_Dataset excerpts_
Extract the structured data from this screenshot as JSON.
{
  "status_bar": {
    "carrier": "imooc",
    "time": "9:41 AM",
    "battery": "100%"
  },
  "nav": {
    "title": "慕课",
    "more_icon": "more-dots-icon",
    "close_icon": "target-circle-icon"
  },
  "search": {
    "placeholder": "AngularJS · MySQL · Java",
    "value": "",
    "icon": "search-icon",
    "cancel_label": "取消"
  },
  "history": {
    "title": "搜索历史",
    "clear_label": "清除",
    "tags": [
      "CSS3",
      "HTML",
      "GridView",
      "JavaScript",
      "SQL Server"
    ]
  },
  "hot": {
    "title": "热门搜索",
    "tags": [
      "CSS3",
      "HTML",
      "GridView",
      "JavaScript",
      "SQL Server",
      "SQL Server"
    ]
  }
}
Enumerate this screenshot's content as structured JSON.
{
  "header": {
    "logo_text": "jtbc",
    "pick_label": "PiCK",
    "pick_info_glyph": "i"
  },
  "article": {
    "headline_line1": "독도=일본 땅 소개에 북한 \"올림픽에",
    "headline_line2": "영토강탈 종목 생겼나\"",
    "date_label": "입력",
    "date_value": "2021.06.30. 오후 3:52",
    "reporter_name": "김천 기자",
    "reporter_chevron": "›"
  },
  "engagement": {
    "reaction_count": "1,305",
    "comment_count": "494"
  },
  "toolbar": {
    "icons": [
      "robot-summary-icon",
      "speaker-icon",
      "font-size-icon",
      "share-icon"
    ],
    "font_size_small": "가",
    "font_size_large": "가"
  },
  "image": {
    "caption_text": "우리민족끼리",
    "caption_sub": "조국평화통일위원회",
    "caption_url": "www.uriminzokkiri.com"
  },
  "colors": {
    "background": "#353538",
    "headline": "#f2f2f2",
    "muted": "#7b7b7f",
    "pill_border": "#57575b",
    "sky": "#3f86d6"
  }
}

...

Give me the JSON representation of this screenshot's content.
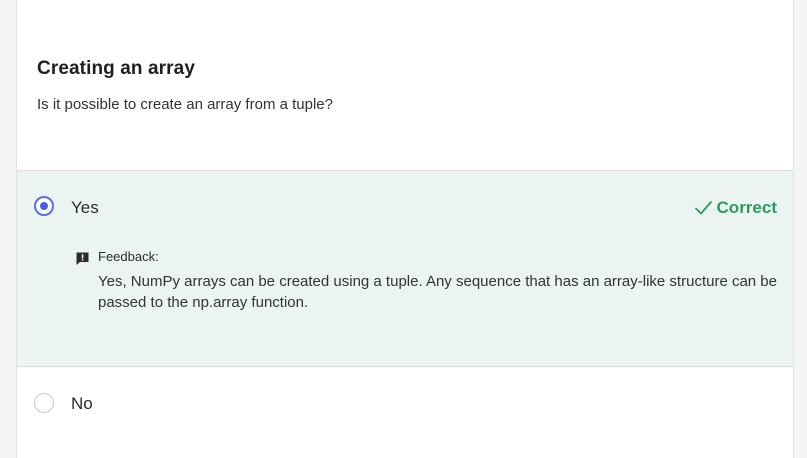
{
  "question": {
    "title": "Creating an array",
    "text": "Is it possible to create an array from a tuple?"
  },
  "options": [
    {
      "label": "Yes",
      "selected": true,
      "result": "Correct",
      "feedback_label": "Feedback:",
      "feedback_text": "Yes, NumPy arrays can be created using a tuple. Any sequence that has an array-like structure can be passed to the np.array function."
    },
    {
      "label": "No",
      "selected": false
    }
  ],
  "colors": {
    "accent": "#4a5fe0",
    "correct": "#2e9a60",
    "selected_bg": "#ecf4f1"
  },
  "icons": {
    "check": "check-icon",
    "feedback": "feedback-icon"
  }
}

_Stated problem_
Gather up, from the records above, each line where the word "content" appears.

_Correct result_
Enumerate this screenshot's content as structured JSON.
Give me the JSON representation of this screenshot's content.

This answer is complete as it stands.